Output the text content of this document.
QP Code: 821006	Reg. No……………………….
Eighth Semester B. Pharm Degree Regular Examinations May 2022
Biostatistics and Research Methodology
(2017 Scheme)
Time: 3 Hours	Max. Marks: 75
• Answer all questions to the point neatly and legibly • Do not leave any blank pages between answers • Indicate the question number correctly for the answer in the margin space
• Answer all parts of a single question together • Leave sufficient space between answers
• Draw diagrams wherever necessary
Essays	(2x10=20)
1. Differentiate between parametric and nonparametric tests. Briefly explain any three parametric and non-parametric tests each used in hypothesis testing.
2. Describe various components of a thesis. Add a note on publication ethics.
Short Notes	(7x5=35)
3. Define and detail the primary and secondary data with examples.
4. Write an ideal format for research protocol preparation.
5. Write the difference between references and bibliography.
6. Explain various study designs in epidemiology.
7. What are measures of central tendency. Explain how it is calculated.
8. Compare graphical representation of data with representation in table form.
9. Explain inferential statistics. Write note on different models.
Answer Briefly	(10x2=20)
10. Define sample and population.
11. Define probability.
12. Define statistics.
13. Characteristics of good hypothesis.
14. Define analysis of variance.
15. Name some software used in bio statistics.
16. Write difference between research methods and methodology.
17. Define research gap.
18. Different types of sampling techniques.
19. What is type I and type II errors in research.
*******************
══════════════════════════════
DIRECTION:
Take the records above and return them exactly as written.

TASK RESPONSE:
Output the text content of this document.
QP Code: 821006	Reg. No……………………….
Eighth Semester B. Pharm Degree Regular Examinations May 2022
Biostatistics and Research Methodology
(2017 Scheme)
Time: 3 Hours	Max. Marks: 75
• Answer all questions to the point neatly and legibly • Do not leave any blank pages between answers • Indicate the question number correctly for the answer in the margin space
• Answer all parts of a single question together • Leave sufficient space between answers
• Draw diagrams wherever necessary
Essays	(2x10=20)
1. Differentiate between parametric and nonparametric tests. Briefly explain any three parametric and non-parametric tests each used in hypothesis testing.
2. Describe various components of a thesis. Add a note on publication ethics.
Short Notes	(7x5=35)
3. Define and detail the primary and secondary data with examples.
4. Write an ideal format for research protocol preparation.
5. Write the difference between references and bibliography.
6. Explain various study designs in epidemiology.
7. What are measures of central tendency. Explain how it is calculated.
8. Compare graphical representation of data with representation in table form.
9. Explain inferential statistics. Write note on different models.
Answer Briefly	(10x2=20)
10. Define sample and population.
11. Define probability.
12. Define statistics.
13. Characteristics of good hypothesis.
14. Define analysis of variance.
15. Name some software used in bio statistics.
16. Write difference between research methods and methodology.
17. Define research gap.
18. Different types of sampling techniques.
19. What is type I and type II errors in research.
*******************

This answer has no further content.